→ Exercise aim
Quote all entries exactly, leaving pictures aside.

→ Source records
-----

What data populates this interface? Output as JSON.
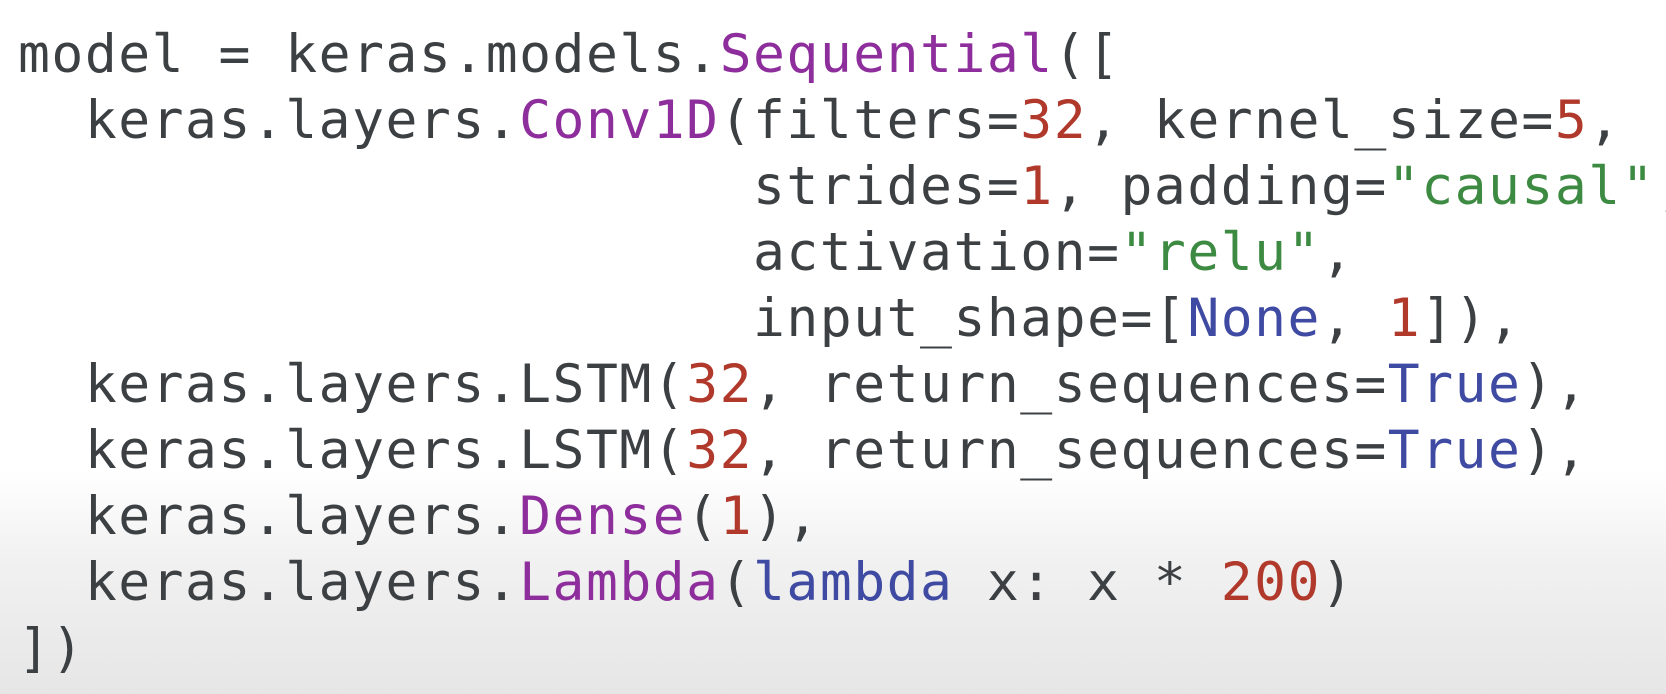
{
  "code": {
    "lines": [
      [
        {
          "text": "model = keras.models.",
          "t": "plain"
        },
        {
          "text": "Sequential",
          "t": "fn"
        },
        {
          "text": "([",
          "t": "plain"
        }
      ],
      [
        {
          "text": "  keras.layers.",
          "t": "plain"
        },
        {
          "text": "Conv1D",
          "t": "fn"
        },
        {
          "text": "(filters=",
          "t": "plain"
        },
        {
          "text": "32",
          "t": "num"
        },
        {
          "text": ", kernel_size=",
          "t": "plain"
        },
        {
          "text": "5",
          "t": "num"
        },
        {
          "text": ",",
          "t": "plain"
        }
      ],
      [
        {
          "text": "                      strides=",
          "t": "plain"
        },
        {
          "text": "1",
          "t": "num"
        },
        {
          "text": ", padding=",
          "t": "plain"
        },
        {
          "text": "\"causal\"",
          "t": "str"
        },
        {
          "text": ",",
          "t": "plain"
        }
      ],
      [
        {
          "text": "                      activation=",
          "t": "plain"
        },
        {
          "text": "\"relu\"",
          "t": "str"
        },
        {
          "text": ",",
          "t": "plain"
        }
      ],
      [
        {
          "text": "                      input_shape=[",
          "t": "plain"
        },
        {
          "text": "None",
          "t": "kw"
        },
        {
          "text": ", ",
          "t": "plain"
        },
        {
          "text": "1",
          "t": "num"
        },
        {
          "text": "]),",
          "t": "plain"
        }
      ],
      [
        {
          "text": "  keras.layers.LSTM(",
          "t": "plain"
        },
        {
          "text": "32",
          "t": "num"
        },
        {
          "text": ", return_sequences=",
          "t": "plain"
        },
        {
          "text": "True",
          "t": "kw"
        },
        {
          "text": "),",
          "t": "plain"
        }
      ],
      [
        {
          "text": "  keras.layers.LSTM(",
          "t": "plain"
        },
        {
          "text": "32",
          "t": "num"
        },
        {
          "text": ", return_sequences=",
          "t": "plain"
        },
        {
          "text": "True",
          "t": "kw"
        },
        {
          "text": "),",
          "t": "plain"
        }
      ],
      [
        {
          "text": "  keras.layers.",
          "t": "plain"
        },
        {
          "text": "Dense",
          "t": "fn"
        },
        {
          "text": "(",
          "t": "plain"
        },
        {
          "text": "1",
          "t": "num"
        },
        {
          "text": "),",
          "t": "plain"
        }
      ],
      [
        {
          "text": "  keras.layers.",
          "t": "plain"
        },
        {
          "text": "Lambda",
          "t": "fn"
        },
        {
          "text": "(",
          "t": "plain"
        },
        {
          "text": "lambda",
          "t": "kw"
        },
        {
          "text": " x: x * ",
          "t": "plain"
        },
        {
          "text": "200",
          "t": "num"
        },
        {
          "text": ")",
          "t": "plain"
        }
      ],
      [
        {
          "text": "])",
          "t": "plain"
        }
      ]
    ]
  },
  "colors": {
    "plain": "#3c4043",
    "fn": "#8e2d9c",
    "num": "#b0392b",
    "str": "#3d8a42",
    "kw": "#3f4aa2"
  }
}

-----

→ Answer to this problem
What data populates this interface? Output as JSON.
{
  "code": {
    "lines": [
      [
        {
          "text": "model = keras.models.",
          "t": "plain"
        },
        {
          "text": "Sequential",
          "t": "fn"
        },
        {
          "text": "([",
          "t": "plain"
        }
      ],
      [
        {
          "text": "  keras.layers.",
          "t": "plain"
        },
        {
          "text": "Conv1D",
          "t": "fn"
        },
        {
          "text": "(filters=",
          "t": "plain"
        },
        {
          "text": "32",
          "t": "num"
        },
        {
          "text": ", kernel_size=",
          "t": "plain"
        },
        {
          "text": "5",
          "t": "num"
        },
        {
          "text": ",",
          "t": "plain"
        }
      ],
      [
        {
          "text": "                      strides=",
          "t": "plain"
        },
        {
          "text": "1",
          "t": "num"
        },
        {
          "text": ", padding=",
          "t": "plain"
        },
        {
          "text": "\"causal\"",
          "t": "str"
        },
        {
          "text": ",",
          "t": "plain"
        }
      ],
      [
        {
          "text": "                      activation=",
          "t": "plain"
        },
        {
          "text": "\"relu\"",
          "t": "str"
        },
        {
          "text": ",",
          "t": "plain"
        }
      ],
      [
        {
          "text": "                      input_shape=[",
          "t": "plain"
        },
        {
          "text": "None",
          "t": "kw"
        },
        {
          "text": ", ",
          "t": "plain"
        },
        {
          "text": "1",
          "t": "num"
        },
        {
          "text": "]),",
          "t": "plain"
        }
      ],
      [
        {
          "text": "  keras.layers.LSTM(",
          "t": "plain"
        },
        {
          "text": "32",
          "t": "num"
        },
        {
          "text": ", return_sequences=",
          "t": "plain"
        },
        {
          "text": "True",
          "t": "kw"
        },
        {
          "text": "),",
          "t": "plain"
        }
      ],
      [
        {
          "text": "  keras.layers.LSTM(",
          "t": "plain"
        },
        {
          "text": "32",
          "t": "num"
        },
        {
          "text": ", return_sequences=",
          "t": "plain"
        },
        {
          "text": "True",
          "t": "kw"
        },
        {
          "text": "),",
          "t": "plain"
        }
      ],
      [
        {
          "text": "  keras.layers.",
          "t": "plain"
        },
        {
          "text": "Dense",
          "t": "fn"
        },
        {
          "text": "(",
          "t": "plain"
        },
        {
          "text": "1",
          "t": "num"
        },
        {
          "text": "),",
          "t": "plain"
        }
      ],
      [
        {
          "text": "  keras.layers.",
          "t": "plain"
        },
        {
          "text": "Lambda",
          "t": "fn"
        },
        {
          "text": "(",
          "t": "plain"
        },
        {
          "text": "lambda",
          "t": "kw"
        },
        {
          "text": " x: x * ",
          "t": "plain"
        },
        {
          "text": "200",
          "t": "num"
        },
        {
          "text": ")",
          "t": "plain"
        }
      ],
      [
        {
          "text": "])",
          "t": "plain"
        }
      ]
    ]
  },
  "colors": {
    "plain": "#3c4043",
    "fn": "#8e2d9c",
    "num": "#b0392b",
    "str": "#3d8a42",
    "kw": "#3f4aa2"
  }
}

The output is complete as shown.